▶ What you are asked to do: Provide an exact reproduction of every entry.

Begin Records to use

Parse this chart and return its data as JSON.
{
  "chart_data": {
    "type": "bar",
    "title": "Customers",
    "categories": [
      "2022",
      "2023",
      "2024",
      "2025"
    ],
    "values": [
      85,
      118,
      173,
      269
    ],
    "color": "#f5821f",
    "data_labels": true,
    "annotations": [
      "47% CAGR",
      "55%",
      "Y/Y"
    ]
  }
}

End Records to use

▶ Task solution:
Parse this chart and return its data as JSON.
{
  "chart_data": {
    "type": "bar",
    "title": "Customers",
    "categories": [
      "2022",
      "2023",
      "2024",
      "2025"
    ],
    "values": [
      85,
      118,
      173,
      269
    ],
    "color": "#f5821f",
    "data_labels": true,
    "annotations": [
      "47% CAGR",
      "55%",
      "Y/Y"
    ]
  }
}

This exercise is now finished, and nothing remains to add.